- **Exercise details**:
Your task is to copy every line of this material exactly.
* start Extracted material *
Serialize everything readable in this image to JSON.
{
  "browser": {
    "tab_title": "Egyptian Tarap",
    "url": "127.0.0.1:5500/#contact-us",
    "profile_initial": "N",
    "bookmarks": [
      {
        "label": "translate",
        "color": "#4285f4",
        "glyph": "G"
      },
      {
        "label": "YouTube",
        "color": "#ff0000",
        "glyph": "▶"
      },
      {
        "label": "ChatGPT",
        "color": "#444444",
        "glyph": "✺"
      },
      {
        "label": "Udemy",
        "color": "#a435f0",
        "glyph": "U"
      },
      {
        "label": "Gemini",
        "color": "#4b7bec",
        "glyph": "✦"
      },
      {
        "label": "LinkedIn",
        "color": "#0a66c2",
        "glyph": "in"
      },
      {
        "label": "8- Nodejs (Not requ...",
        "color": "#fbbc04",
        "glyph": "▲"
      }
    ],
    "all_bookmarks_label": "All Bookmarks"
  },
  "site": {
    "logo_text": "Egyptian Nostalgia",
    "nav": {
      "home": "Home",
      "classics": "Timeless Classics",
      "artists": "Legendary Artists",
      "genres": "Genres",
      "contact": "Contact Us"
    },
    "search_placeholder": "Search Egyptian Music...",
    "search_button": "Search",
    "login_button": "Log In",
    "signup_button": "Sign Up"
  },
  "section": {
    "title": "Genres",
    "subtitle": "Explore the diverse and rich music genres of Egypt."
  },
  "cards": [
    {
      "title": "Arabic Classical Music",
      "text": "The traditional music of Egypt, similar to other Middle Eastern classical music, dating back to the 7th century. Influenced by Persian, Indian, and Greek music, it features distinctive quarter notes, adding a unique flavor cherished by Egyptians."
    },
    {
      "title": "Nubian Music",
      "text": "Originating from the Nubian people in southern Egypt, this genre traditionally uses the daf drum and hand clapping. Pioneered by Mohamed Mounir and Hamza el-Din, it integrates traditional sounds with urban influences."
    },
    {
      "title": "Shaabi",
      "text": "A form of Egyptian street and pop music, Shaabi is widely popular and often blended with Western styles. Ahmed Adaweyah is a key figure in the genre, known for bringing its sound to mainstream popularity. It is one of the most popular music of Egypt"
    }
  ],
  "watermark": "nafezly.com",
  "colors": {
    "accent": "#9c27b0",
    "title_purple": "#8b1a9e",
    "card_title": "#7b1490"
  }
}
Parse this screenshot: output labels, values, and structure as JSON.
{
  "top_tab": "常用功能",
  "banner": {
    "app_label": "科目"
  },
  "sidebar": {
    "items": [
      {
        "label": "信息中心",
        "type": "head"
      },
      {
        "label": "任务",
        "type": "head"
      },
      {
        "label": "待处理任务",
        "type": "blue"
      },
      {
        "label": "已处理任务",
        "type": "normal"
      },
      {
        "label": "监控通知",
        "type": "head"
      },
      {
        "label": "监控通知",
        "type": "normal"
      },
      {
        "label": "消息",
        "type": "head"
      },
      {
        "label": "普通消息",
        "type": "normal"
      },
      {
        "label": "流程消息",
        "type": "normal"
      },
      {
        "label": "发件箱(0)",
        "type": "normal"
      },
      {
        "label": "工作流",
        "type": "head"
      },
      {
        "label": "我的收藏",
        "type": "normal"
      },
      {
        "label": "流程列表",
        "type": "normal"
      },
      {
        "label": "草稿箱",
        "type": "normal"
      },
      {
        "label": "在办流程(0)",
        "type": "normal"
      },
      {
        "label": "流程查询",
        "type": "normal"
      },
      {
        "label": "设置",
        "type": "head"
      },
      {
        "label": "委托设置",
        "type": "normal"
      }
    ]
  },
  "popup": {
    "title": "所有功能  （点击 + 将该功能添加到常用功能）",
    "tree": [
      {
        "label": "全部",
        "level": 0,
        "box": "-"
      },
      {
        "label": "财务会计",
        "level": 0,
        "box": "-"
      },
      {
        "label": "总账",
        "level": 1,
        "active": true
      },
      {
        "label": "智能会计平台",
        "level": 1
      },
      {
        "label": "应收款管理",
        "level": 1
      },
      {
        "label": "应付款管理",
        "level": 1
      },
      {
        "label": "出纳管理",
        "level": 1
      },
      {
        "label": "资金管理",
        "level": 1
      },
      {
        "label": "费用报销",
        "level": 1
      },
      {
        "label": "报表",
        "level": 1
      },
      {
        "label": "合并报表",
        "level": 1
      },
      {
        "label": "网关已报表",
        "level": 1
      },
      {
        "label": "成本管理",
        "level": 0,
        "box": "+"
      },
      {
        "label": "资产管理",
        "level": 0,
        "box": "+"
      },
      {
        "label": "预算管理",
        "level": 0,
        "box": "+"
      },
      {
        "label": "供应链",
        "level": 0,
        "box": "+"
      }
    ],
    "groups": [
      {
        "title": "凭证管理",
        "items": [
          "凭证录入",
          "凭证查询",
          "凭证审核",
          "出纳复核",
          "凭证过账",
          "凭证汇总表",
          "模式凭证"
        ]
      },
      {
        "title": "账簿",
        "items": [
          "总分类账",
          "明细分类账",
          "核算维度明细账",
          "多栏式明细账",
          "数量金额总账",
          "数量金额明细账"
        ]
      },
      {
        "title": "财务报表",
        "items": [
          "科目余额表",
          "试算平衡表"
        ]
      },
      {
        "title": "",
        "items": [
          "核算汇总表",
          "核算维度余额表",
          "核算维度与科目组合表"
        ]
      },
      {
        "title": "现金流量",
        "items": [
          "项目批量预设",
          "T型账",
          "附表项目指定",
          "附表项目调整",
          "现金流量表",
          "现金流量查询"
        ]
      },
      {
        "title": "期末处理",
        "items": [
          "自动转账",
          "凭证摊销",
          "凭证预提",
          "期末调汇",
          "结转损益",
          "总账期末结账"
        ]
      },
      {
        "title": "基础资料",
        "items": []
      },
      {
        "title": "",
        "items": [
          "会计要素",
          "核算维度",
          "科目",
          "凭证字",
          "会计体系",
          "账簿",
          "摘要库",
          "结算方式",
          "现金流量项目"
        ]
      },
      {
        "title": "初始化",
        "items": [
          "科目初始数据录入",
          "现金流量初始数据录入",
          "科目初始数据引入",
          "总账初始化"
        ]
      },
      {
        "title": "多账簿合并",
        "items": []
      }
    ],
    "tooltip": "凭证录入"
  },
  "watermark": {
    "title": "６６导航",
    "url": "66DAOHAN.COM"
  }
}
* end Extracted material *
- **Written answer**:
Serialize everything readable in this image to JSON.
{
  "browser": {
    "tab_title": "Egyptian Tarap",
    "url": "127.0.0.1:5500/#contact-us",
    "profile_initial": "N",
    "bookmarks": [
      {
        "label": "translate",
        "color": "#4285f4",
        "glyph": "G"
      },
      {
        "label": "YouTube",
        "color": "#ff0000",
        "glyph": "▶"
      },
      {
        "label": "ChatGPT",
        "color": "#444444",
        "glyph": "✺"
      },
      {
        "label": "Udemy",
        "color": "#a435f0",
        "glyph": "U"
      },
      {
        "label": "Gemini",
        "color": "#4b7bec",
        "glyph": "✦"
      },
      {
        "label": "LinkedIn",
        "color": "#0a66c2",
        "glyph": "in"
      },
      {
        "label": "8- Nodejs (Not requ...",
        "color": "#fbbc04",
        "glyph": "▲"
      }
    ],
    "all_bookmarks_label": "All Bookmarks"
  },
  "site": {
    "logo_text": "Egyptian Nostalgia",
    "nav": {
      "home": "Home",
      "classics": "Timeless Classics",
      "artists": "Legendary Artists",
      "genres": "Genres",
      "contact": "Contact Us"
    },
    "search_placeholder": "Search Egyptian Music...",
    "search_button": "Search",
    "login_button": "Log In",
    "signup_button": "Sign Up"
  },
  "section": {
    "title": "Genres",
    "subtitle": "Explore the diverse and rich music genres of Egypt."
  },
  "cards": [
    {
      "title": "Arabic Classical Music",
      "text": "The traditional music of Egypt, similar to other Middle Eastern classical music, dating back to the 7th century. Influenced by Persian, Indian, and Greek music, it features distinctive quarter notes, adding a unique flavor cherished by Egyptians."
    },
    {
      "title": "Nubian Music",
      "text": "Originating from the Nubian people in southern Egypt, this genre traditionally uses the daf drum and hand clapping. Pioneered by Mohamed Mounir and Hamza el-Din, it integrates traditional sounds with urban influences."
    },
    {
      "title": "Shaabi",
      "text": "A form of Egyptian street and pop music, Shaabi is widely popular and often blended with Western styles. Ahmed Adaweyah is a key figure in the genre, known for bringing its sound to mainstream popularity. It is one of the most popular music of Egypt"
    }
  ],
  "watermark": "nafezly.com",
  "colors": {
    "accent": "#9c27b0",
    "title_purple": "#8b1a9e",
    "card_title": "#7b1490"
  }
}
Parse this screenshot: output labels, values, and structure as JSON.
{
  "top_tab": "常用功能",
  "banner": {
    "app_label": "科目"
  },
  "sidebar": {
    "items": [
      {
        "label": "信息中心",
        "type": "head"
      },
      {
        "label": "任务",
        "type": "head"
      },
      {
        "label": "待处理任务",
        "type": "blue"
      },
      {
        "label": "已处理任务",
        "type": "normal"
      },
      {
        "label": "监控通知",
        "type": "head"
      },
      {
        "label": "监控通知",
        "type": "normal"
      },
      {
        "label": "消息",
        "type": "head"
      },
      {
        "label": "普通消息",
        "type": "normal"
      },
      {
        "label": "流程消息",
        "type": "normal"
      },
      {
        "label": "发件箱(0)",
        "type": "normal"
      },
      {
        "label": "工作流",
        "type": "head"
      },
      {
        "label": "我的收藏",
        "type": "normal"
      },
      {
        "label": "流程列表",
        "type": "normal"
      },
      {
        "label": "草稿箱",
        "type": "normal"
      },
      {
        "label": "在办流程(0)",
        "type": "normal"
      },
      {
        "label": "流程查询",
        "type": "normal"
      },
      {
        "label": "设置",
        "type": "head"
      },
      {
        "label": "委托设置",
        "type": "normal"
      }
    ]
  },
  "popup": {
    "title": "所有功能  （点击 + 将该功能添加到常用功能）",
    "tree": [
      {
        "label": "全部",
        "level": 0,
        "box": "-"
      },
      {
        "label": "财务会计",
        "level": 0,
        "box": "-"
      },
      {
        "label": "总账",
        "level": 1,
        "active": true
      },
      {
        "label": "智能会计平台",
        "level": 1
      },
      {
        "label": "应收款管理",
        "level": 1
      },
      {
        "label": "应付款管理",
        "level": 1
      },
      {
        "label": "出纳管理",
        "level": 1
      },
      {
        "label": "资金管理",
        "level": 1
      },
      {
        "label": "费用报销",
        "level": 1
      },
      {
        "label": "报表",
        "level": 1
      },
      {
        "label": "合并报表",
        "level": 1
      },
      {
        "label": "网关已报表",
        "level": 1
      },
      {
        "label": "成本管理",
        "level": 0,
        "box": "+"
      },
      {
        "label": "资产管理",
        "level": 0,
        "box": "+"
      },
      {
        "label": "预算管理",
        "level": 0,
        "box": "+"
      },
      {
        "label": "供应链",
        "level": 0,
        "box": "+"
      }
    ],
    "groups": [
      {
        "title": "凭证管理",
        "items": [
          "凭证录入",
          "凭证查询",
          "凭证审核",
          "出纳复核",
          "凭证过账",
          "凭证汇总表",
          "模式凭证"
        ]
      },
      {
        "title": "账簿",
        "items": [
          "总分类账",
          "明细分类账",
          "核算维度明细账",
          "多栏式明细账",
          "数量金额总账",
          "数量金额明细账"
        ]
      },
      {
        "title": "财务报表",
        "items": [
          "科目余额表",
          "试算平衡表"
        ]
      },
      {
        "title": "",
        "items": [
          "核算汇总表",
          "核算维度余额表",
          "核算维度与科目组合表"
        ]
      },
      {
        "title": "现金流量",
        "items": [
          "项目批量预设",
          "T型账",
          "附表项目指定",
          "附表项目调整",
          "现金流量表",
          "现金流量查询"
        ]
      },
      {
        "title": "期末处理",
        "items": [
          "自动转账",
          "凭证摊销",
          "凭证预提",
          "期末调汇",
          "结转损益",
          "总账期末结账"
        ]
      },
      {
        "title": "基础资料",
        "items": []
      },
      {
        "title": "",
        "items": [
          "会计要素",
          "核算维度",
          "科目",
          "凭证字",
          "会计体系",
          "账簿",
          "摘要库",
          "结算方式",
          "现金流量项目"
        ]
      },
      {
        "title": "初始化",
        "items": [
          "科目初始数据录入",
          "现金流量初始数据录入",
          "科目初始数据引入",
          "总账初始化"
        ]
      },
      {
        "title": "多账簿合并",
        "items": []
      }
    ],
    "tooltip": "凭证录入"
  },
  "watermark": {
    "title": "６６导航",
    "url": "66DAOHAN.COM"
  }
}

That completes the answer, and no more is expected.